Record extracts

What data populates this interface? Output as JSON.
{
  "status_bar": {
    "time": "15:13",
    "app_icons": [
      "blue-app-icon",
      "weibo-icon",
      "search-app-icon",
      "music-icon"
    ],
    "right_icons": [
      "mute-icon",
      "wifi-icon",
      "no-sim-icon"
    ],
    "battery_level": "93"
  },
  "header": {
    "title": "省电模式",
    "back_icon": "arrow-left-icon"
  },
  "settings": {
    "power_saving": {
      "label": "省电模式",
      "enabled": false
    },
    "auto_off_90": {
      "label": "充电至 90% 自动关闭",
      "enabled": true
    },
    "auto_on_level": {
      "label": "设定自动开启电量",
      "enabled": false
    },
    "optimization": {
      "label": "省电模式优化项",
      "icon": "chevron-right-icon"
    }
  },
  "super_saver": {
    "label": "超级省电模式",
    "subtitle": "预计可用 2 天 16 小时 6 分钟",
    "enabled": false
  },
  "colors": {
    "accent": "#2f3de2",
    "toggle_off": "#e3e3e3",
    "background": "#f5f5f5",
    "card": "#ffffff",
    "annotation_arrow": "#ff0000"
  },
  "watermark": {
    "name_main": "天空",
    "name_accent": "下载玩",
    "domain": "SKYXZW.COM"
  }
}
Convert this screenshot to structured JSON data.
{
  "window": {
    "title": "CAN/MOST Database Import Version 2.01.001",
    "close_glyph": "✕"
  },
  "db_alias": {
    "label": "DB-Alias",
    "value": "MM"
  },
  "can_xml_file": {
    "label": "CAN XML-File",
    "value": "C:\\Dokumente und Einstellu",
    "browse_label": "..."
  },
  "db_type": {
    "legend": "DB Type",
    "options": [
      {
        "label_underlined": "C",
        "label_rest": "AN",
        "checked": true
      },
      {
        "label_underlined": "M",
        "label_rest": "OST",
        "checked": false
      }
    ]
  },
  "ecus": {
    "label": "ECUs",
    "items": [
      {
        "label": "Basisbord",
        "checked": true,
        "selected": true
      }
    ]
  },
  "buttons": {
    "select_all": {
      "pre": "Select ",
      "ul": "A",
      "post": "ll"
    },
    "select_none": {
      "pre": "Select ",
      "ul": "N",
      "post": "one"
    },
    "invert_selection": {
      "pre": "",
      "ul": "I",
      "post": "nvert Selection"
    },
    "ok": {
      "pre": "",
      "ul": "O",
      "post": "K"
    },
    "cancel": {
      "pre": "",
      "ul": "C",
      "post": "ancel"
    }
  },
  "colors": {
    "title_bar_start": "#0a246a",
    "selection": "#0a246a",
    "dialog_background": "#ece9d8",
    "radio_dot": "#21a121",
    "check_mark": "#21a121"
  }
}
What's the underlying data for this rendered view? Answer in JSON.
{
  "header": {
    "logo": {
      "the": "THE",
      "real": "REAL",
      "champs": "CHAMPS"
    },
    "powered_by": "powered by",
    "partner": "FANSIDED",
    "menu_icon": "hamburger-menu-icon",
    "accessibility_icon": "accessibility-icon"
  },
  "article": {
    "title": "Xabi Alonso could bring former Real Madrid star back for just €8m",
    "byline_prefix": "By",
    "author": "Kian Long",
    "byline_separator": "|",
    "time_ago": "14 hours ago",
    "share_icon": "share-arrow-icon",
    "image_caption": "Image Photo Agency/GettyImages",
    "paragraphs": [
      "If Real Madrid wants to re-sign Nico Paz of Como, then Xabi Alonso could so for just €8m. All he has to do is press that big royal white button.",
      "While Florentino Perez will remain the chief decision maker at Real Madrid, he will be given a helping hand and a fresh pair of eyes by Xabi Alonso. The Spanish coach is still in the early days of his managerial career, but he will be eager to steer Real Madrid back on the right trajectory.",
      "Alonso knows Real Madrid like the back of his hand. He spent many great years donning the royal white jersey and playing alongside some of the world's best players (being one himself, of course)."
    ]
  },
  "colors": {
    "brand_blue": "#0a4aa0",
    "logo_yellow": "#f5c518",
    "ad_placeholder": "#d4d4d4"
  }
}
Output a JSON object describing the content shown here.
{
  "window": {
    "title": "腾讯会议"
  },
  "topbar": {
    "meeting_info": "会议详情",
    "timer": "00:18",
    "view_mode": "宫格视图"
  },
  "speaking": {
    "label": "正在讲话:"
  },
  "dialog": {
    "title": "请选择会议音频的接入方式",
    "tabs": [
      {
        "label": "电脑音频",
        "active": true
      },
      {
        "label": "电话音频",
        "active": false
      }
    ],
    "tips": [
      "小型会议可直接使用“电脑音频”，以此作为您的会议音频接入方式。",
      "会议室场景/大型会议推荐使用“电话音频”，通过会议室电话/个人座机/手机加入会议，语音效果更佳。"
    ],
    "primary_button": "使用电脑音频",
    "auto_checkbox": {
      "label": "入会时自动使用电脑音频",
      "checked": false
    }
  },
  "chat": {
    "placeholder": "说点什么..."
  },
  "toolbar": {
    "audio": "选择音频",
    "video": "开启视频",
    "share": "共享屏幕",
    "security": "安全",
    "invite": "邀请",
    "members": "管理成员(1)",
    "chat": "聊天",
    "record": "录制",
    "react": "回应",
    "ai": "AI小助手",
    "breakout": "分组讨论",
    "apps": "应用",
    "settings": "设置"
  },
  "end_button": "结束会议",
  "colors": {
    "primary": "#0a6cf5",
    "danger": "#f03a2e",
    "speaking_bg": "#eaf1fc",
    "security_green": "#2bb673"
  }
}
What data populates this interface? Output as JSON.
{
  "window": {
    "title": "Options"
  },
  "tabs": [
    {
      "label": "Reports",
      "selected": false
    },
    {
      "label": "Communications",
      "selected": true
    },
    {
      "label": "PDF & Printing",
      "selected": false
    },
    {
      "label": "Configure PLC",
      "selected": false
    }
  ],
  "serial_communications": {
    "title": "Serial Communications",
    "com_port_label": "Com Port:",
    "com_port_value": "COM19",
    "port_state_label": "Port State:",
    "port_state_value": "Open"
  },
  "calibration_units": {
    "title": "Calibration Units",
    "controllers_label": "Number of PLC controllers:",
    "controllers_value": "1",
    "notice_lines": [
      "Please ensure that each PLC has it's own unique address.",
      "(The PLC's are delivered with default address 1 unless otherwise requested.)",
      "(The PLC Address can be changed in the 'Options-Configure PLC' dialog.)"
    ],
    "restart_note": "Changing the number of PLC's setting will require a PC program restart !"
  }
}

Task
Retype the data exactly as given.

Solution
What data populates this interface? Output as JSON.
{
  "status_bar": {
    "time": "15:13",
    "app_icons": [
      "blue-app-icon",
      "weibo-icon",
      "search-app-icon",
      "music-icon"
    ],
    "right_icons": [
      "mute-icon",
      "wifi-icon",
      "no-sim-icon"
    ],
    "battery_level": "93"
  },
  "header": {
    "title": "省电模式",
    "back_icon": "arrow-left-icon"
  },
  "settings": {
    "power_saving": {
      "label": "省电模式",
      "enabled": false
    },
    "auto_off_90": {
      "label": "充电至 90% 自动关闭",
      "enabled": true
    },
    "auto_on_level": {
      "label": "设定自动开启电量",
      "enabled": false
    },
    "optimization": {
      "label": "省电模式优化项",
      "icon": "chevron-right-icon"
    }
  },
  "super_saver": {
    "label": "超级省电模式",
    "subtitle": "预计可用 2 天 16 小时 6 分钟",
    "enabled": false
  },
  "colors": {
    "accent": "#2f3de2",
    "toggle_off": "#e3e3e3",
    "background": "#f5f5f5",
    "card": "#ffffff",
    "annotation_arrow": "#ff0000"
  },
  "watermark": {
    "name_main": "天空",
    "name_accent": "下载玩",
    "domain": "SKYXZW.COM"
  }
}
Convert this screenshot to structured JSON data.
{
  "window": {
    "title": "CAN/MOST Database Import Version 2.01.001",
    "close_glyph": "✕"
  },
  "db_alias": {
    "label": "DB-Alias",
    "value": "MM"
  },
  "can_xml_file": {
    "label": "CAN XML-File",
    "value": "C:\\Dokumente und Einstellu",
    "browse_label": "..."
  },
  "db_type": {
    "legend": "DB Type",
    "options": [
      {
        "label_underlined": "C",
        "label_rest": "AN",
        "checked": true
      },
      {
        "label_underlined": "M",
        "label_rest": "OST",
        "checked": false
      }
    ]
  },
  "ecus": {
    "label": "ECUs",
    "items": [
      {
        "label": "Basisbord",
        "checked": true,
        "selected": true
      }
    ]
  },
  "buttons": {
    "select_all": {
      "pre": "Select ",
      "ul": "A",
      "post": "ll"
    },
    "select_none": {
      "pre": "Select ",
      "ul": "N",
      "post": "one"
    },
    "invert_selection": {
      "pre": "",
      "ul": "I",
      "post": "nvert Selection"
    },
    "ok": {
      "pre": "",
      "ul": "O",
      "post": "K"
    },
    "cancel": {
      "pre": "",
      "ul": "C",
      "post": "ancel"
    }
  },
  "colors": {
    "title_bar_start": "#0a246a",
    "selection": "#0a246a",
    "dialog_background": "#ece9d8",
    "radio_dot": "#21a121",
    "check_mark": "#21a121"
  }
}
What's the underlying data for this rendered view? Answer in JSON.
{
  "header": {
    "logo": {
      "the": "THE",
      "real": "REAL",
      "champs": "CHAMPS"
    },
    "powered_by": "powered by",
    "partner": "FANSIDED",
    "menu_icon": "hamburger-menu-icon",
    "accessibility_icon": "accessibility-icon"
  },
  "article": {
    "title": "Xabi Alonso could bring former Real Madrid star back for just €8m",
    "byline_prefix": "By",
    "author": "Kian Long",
    "byline_separator": "|",
    "time_ago": "14 hours ago",
    "share_icon": "share-arrow-icon",
    "image_caption": "Image Photo Agency/GettyImages",
    "paragraphs": [
      "If Real Madrid wants to re-sign Nico Paz of Como, then Xabi Alonso could so for just €8m. All he has to do is press that big royal white button.",
      "While Florentino Perez will remain the chief decision maker at Real Madrid, he will be given a helping hand and a fresh pair of eyes by Xabi Alonso. The Spanish coach is still in the early days of his managerial career, but he will be eager to steer Real Madrid back on the right trajectory.",
      "Alonso knows Real Madrid like the back of his hand. He spent many great years donning the royal white jersey and playing alongside some of the world's best players (being one himself, of course)."
    ]
  },
  "colors": {
    "brand_blue": "#0a4aa0",
    "logo_yellow": "#f5c518",
    "ad_placeholder": "#d4d4d4"
  }
}
Output a JSON object describing the content shown here.
{
  "window": {
    "title": "腾讯会议"
  },
  "topbar": {
    "meeting_info": "会议详情",
    "timer": "00:18",
    "view_mode": "宫格视图"
  },
  "speaking": {
    "label": "正在讲话:"
  },
  "dialog": {
    "title": "请选择会议音频的接入方式",
    "tabs": [
      {
        "label": "电脑音频",
        "active": true
      },
      {
        "label": "电话音频",
        "active": false
      }
    ],
    "tips": [
      "小型会议可直接使用“电脑音频”，以此作为您的会议音频接入方式。",
      "会议室场景/大型会议推荐使用“电话音频”，通过会议室电话/个人座机/手机加入会议，语音效果更佳。"
    ],
    "primary_button": "使用电脑音频",
    "auto_checkbox": {
      "label": "入会时自动使用电脑音频",
      "checked": false
    }
  },
  "chat": {
    "placeholder": "说点什么..."
  },
  "toolbar": {
    "audio": "选择音频",
    "video": "开启视频",
    "share": "共享屏幕",
    "security": "安全",
    "invite": "邀请",
    "members": "管理成员(1)",
    "chat": "聊天",
    "record": "录制",
    "react": "回应",
    "ai": "AI小助手",
    "breakout": "分组讨论",
    "apps": "应用",
    "settings": "设置"
  },
  "end_button": "结束会议",
  "colors": {
    "primary": "#0a6cf5",
    "danger": "#f03a2e",
    "speaking_bg": "#eaf1fc",
    "security_green": "#2bb673"
  }
}
What data populates this interface? Output as JSON.
{
  "window": {
    "title": "Options"
  },
  "tabs": [
    {
      "label": "Reports",
      "selected": false
    },
    {
      "label": "Communications",
      "selected": true
    },
    {
      "label": "PDF & Printing",
      "selected": false
    },
    {
      "label": "Configure PLC",
      "selected": false
    }
  ],
  "serial_communications": {
    "title": "Serial Communications",
    "com_port_label": "Com Port:",
    "com_port_value": "COM19",
    "port_state_label": "Port State:",
    "port_state_value": "Open"
  },
  "calibration_units": {
    "title": "Calibration Units",
    "controllers_label": "Number of PLC controllers:",
    "controllers_value": "1",
    "notice_lines": [
      "Please ensure that each PLC has it's own unique address.",
      "(The PLC's are delivered with default address 1 unless otherwise requested.)",
      "(The PLC Address can be changed in the 'Options-Configure PLC' dialog.)"
    ],
    "restart_note": "Changing the number of PLC's setting will require a PC program restart !"
  }
}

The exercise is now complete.